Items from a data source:

=======

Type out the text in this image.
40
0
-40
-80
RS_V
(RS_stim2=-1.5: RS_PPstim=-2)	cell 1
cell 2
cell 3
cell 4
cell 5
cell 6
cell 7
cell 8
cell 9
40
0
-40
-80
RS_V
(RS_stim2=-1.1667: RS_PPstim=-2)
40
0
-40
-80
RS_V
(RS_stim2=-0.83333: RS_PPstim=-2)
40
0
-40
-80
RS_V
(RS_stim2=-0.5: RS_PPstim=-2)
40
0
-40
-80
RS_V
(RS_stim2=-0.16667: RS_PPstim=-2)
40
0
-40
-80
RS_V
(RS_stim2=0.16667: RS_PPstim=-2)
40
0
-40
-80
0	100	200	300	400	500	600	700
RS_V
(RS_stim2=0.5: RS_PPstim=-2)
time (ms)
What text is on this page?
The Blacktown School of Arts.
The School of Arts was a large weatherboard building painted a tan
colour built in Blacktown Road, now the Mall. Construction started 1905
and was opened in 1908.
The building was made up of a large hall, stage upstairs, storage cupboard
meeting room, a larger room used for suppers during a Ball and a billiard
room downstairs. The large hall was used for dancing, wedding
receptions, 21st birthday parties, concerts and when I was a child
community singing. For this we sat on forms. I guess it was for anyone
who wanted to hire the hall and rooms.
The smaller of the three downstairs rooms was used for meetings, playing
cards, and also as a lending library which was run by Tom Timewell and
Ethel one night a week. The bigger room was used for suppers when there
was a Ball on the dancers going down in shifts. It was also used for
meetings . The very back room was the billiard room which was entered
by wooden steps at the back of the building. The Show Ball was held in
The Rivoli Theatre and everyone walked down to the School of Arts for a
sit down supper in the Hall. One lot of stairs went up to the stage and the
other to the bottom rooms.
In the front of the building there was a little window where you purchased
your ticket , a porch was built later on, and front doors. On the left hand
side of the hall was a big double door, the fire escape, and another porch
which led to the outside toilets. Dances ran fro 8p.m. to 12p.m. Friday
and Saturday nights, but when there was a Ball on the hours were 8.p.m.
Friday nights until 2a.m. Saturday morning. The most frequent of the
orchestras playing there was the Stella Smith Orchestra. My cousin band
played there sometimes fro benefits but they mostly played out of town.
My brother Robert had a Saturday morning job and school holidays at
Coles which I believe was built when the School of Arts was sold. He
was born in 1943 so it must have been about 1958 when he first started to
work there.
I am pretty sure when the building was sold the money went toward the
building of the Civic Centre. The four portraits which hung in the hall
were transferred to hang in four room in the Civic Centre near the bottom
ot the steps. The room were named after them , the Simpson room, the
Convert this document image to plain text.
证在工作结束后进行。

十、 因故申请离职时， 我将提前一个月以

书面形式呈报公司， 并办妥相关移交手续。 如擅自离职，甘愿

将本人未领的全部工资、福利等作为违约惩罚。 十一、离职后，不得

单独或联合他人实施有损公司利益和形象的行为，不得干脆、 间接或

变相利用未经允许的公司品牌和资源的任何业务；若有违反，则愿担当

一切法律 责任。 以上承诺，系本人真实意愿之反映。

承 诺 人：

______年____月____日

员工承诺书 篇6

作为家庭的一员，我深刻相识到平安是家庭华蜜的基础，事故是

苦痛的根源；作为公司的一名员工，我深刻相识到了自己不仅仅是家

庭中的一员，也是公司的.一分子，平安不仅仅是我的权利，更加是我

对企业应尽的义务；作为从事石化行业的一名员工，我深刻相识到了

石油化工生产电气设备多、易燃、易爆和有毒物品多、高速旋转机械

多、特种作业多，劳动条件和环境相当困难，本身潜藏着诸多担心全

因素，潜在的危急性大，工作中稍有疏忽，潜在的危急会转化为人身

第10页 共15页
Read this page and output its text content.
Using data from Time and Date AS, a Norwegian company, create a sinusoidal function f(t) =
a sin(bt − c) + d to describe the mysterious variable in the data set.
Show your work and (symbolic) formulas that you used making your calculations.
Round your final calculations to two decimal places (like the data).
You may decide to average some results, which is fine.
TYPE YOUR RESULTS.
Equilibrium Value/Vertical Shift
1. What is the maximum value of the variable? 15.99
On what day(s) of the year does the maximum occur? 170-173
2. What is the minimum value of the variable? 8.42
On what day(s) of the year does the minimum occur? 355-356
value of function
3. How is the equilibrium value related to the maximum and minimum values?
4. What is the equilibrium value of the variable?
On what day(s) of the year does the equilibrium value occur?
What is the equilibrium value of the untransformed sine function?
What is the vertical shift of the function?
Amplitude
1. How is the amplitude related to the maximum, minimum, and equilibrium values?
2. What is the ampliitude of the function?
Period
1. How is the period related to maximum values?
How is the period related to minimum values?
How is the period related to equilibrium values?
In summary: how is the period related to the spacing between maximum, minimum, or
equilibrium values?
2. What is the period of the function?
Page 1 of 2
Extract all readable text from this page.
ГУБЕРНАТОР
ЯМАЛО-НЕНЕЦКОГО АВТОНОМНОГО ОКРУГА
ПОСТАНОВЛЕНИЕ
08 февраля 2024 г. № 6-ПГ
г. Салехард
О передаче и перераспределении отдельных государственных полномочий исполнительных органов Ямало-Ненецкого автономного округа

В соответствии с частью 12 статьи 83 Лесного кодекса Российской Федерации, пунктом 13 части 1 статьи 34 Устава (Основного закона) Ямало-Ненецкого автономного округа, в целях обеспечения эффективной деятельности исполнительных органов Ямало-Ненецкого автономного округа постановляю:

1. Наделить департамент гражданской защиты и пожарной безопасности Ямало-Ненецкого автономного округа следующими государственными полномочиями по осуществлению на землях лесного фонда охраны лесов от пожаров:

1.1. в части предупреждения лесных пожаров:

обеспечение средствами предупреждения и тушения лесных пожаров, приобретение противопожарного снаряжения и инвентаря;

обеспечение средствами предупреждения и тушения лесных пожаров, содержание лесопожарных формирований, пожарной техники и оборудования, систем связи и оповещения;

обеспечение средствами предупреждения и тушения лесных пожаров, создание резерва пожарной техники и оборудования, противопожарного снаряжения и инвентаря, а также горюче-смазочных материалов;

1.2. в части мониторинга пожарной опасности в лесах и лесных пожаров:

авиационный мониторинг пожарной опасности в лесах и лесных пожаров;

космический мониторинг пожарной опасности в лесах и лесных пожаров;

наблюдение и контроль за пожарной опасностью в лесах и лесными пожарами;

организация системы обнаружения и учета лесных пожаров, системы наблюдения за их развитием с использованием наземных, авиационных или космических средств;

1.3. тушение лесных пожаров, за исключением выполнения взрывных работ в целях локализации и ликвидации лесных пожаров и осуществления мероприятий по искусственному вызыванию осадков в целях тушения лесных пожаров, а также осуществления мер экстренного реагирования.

=======

Objective: Please copy out each record, character for character.

Result of this task:
Type out the text in this image.
40
0
-40
-80
RS_V
(RS_stim2=-1.5: RS_PPstim=-2)	cell 1
cell 2
cell 3
cell 4
cell 5
cell 6
cell 7
cell 8
cell 9
40
0
-40
-80
RS_V
(RS_stim2=-1.1667: RS_PPstim=-2)
40
0
-40
-80
RS_V
(RS_stim2=-0.83333: RS_PPstim=-2)
40
0
-40
-80
RS_V
(RS_stim2=-0.5: RS_PPstim=-2)
40
0
-40
-80
RS_V
(RS_stim2=-0.16667: RS_PPstim=-2)
40
0
-40
-80
RS_V
(RS_stim2=0.16667: RS_PPstim=-2)
40
0
-40
-80
0	100	200	300	400	500	600	700
RS_V
(RS_stim2=0.5: RS_PPstim=-2)
time (ms)
What text is on this page?
The Blacktown School of Arts.
The School of Arts was a large weatherboard building painted a tan
colour built in Blacktown Road, now the Mall. Construction started 1905
and was opened in 1908.
The building was made up of a large hall, stage upstairs, storage cupboard
meeting room, a larger room used for suppers during a Ball and a billiard
room downstairs. The large hall was used for dancing, wedding
receptions, 21st birthday parties, concerts and when I was a child
community singing. For this we sat on forms. I guess it was for anyone
who wanted to hire the hall and rooms.
The smaller of the three downstairs rooms was used for meetings, playing
cards, and also as a lending library which was run by Tom Timewell and
Ethel one night a week. The bigger room was used for suppers when there
was a Ball on the dancers going down in shifts. It was also used for
meetings . The very back room was the billiard room which was entered
by wooden steps at the back of the building. The Show Ball was held in
The Rivoli Theatre and everyone walked down to the School of Arts for a
sit down supper in the Hall. One lot of stairs went up to the stage and the
other to the bottom rooms.
In the front of the building there was a little window where you purchased
your ticket , a porch was built later on, and front doors. On the left hand
side of the hall was a big double door, the fire escape, and another porch
which led to the outside toilets. Dances ran fro 8p.m. to 12p.m. Friday
and Saturday nights, but when there was a Ball on the hours were 8.p.m.
Friday nights until 2a.m. Saturday morning. The most frequent of the
orchestras playing there was the Stella Smith Orchestra. My cousin band
played there sometimes fro benefits but they mostly played out of town.
My brother Robert had a Saturday morning job and school holidays at
Coles which I believe was built when the School of Arts was sold. He
was born in 1943 so it must have been about 1958 when he first started to
work there.
I am pretty sure when the building was sold the money went toward the
building of the Civic Centre. The four portraits which hung in the hall
were transferred to hang in four room in the Civic Centre near the bottom
ot the steps. The room were named after them , the Simpson room, the
Convert this document image to plain text.
证在工作结束后进行。

十、 因故申请离职时， 我将提前一个月以

书面形式呈报公司， 并办妥相关移交手续。 如擅自离职，甘愿

将本人未领的全部工资、福利等作为违约惩罚。 十一、离职后，不得

单独或联合他人实施有损公司利益和形象的行为，不得干脆、 间接或

变相利用未经允许的公司品牌和资源的任何业务；若有违反，则愿担当

一切法律 责任。 以上承诺，系本人真实意愿之反映。

承 诺 人：

______年____月____日

员工承诺书 篇6

作为家庭的一员，我深刻相识到平安是家庭华蜜的基础，事故是

苦痛的根源；作为公司的一名员工，我深刻相识到了自己不仅仅是家

庭中的一员，也是公司的.一分子，平安不仅仅是我的权利，更加是我

对企业应尽的义务；作为从事石化行业的一名员工，我深刻相识到了

石油化工生产电气设备多、易燃、易爆和有毒物品多、高速旋转机械

多、特种作业多，劳动条件和环境相当困难，本身潜藏着诸多担心全

因素，潜在的危急性大，工作中稍有疏忽，潜在的危急会转化为人身

第10页 共15页
Read this page and output its text content.
Using data from Time and Date AS, a Norwegian company, create a sinusoidal function f(t) =
a sin(bt − c) + d to describe the mysterious variable in the data set.
Show your work and (symbolic) formulas that you used making your calculations.
Round your final calculations to two decimal places (like the data).
You may decide to average some results, which is fine.
TYPE YOUR RESULTS.
Equilibrium Value/Vertical Shift
1. What is the maximum value of the variable? 15.99
On what day(s) of the year does the maximum occur? 170-173
2. What is the minimum value of the variable? 8.42
On what day(s) of the year does the minimum occur? 355-356
value of function
3. How is the equilibrium value related to the maximum and minimum values?
4. What is the equilibrium value of the variable?
On what day(s) of the year does the equilibrium value occur?
What is the equilibrium value of the untransformed sine function?
What is the vertical shift of the function?
Amplitude
1. How is the amplitude related to the maximum, minimum, and equilibrium values?
2. What is the ampliitude of the function?
Period
1. How is the period related to maximum values?
How is the period related to minimum values?
How is the period related to equilibrium values?
In summary: how is the period related to the spacing between maximum, minimum, or
equilibrium values?
2. What is the period of the function?
Page 1 of 2
Extract all readable text from this page.
ГУБЕРНАТОР
ЯМАЛО-НЕНЕЦКОГО АВТОНОМНОГО ОКРУГА
ПОСТАНОВЛЕНИЕ
08 февраля 2024 г. № 6-ПГ
г. Салехард
О передаче и перераспределении отдельных государственных полномочий исполнительных органов Ямало-Ненецкого автономного округа

В соответствии с частью 12 статьи 83 Лесного кодекса Российской Федерации, пунктом 13 части 1 статьи 34 Устава (Основного закона) Ямало-Ненецкого автономного округа, в целях обеспечения эффективной деятельности исполнительных органов Ямало-Ненецкого автономного округа постановляю:

1. Наделить департамент гражданской защиты и пожарной безопасности Ямало-Ненецкого автономного округа следующими государственными полномочиями по осуществлению на землях лесного фонда охраны лесов от пожаров:

1.1. в части предупреждения лесных пожаров:

обеспечение средствами предупреждения и тушения лесных пожаров, приобретение противопожарного снаряжения и инвентаря;

обеспечение средствами предупреждения и тушения лесных пожаров, содержание лесопожарных формирований, пожарной техники и оборудования, систем связи и оповещения;

обеспечение средствами предупреждения и тушения лесных пожаров, создание резерва пожарной техники и оборудования, противопожарного снаряжения и инвентаря, а также горюче-смазочных материалов;

1.2. в части мониторинга пожарной опасности в лесах и лесных пожаров:

авиационный мониторинг пожарной опасности в лесах и лесных пожаров;

космический мониторинг пожарной опасности в лесах и лесных пожаров;

наблюдение и контроль за пожарной опасностью в лесах и лесными пожарами;

организация системы обнаружения и учета лесных пожаров, системы наблюдения за их развитием с использованием наземных, авиационных или космических средств;

1.3. тушение лесных пожаров, за исключением выполнения взрывных работ в целях локализации и ликвидации лесных пожаров и осуществления мероприятий по искусственному вызыванию осадков в целях тушения лесных пожаров, а также осуществления мер экстренного реагирования.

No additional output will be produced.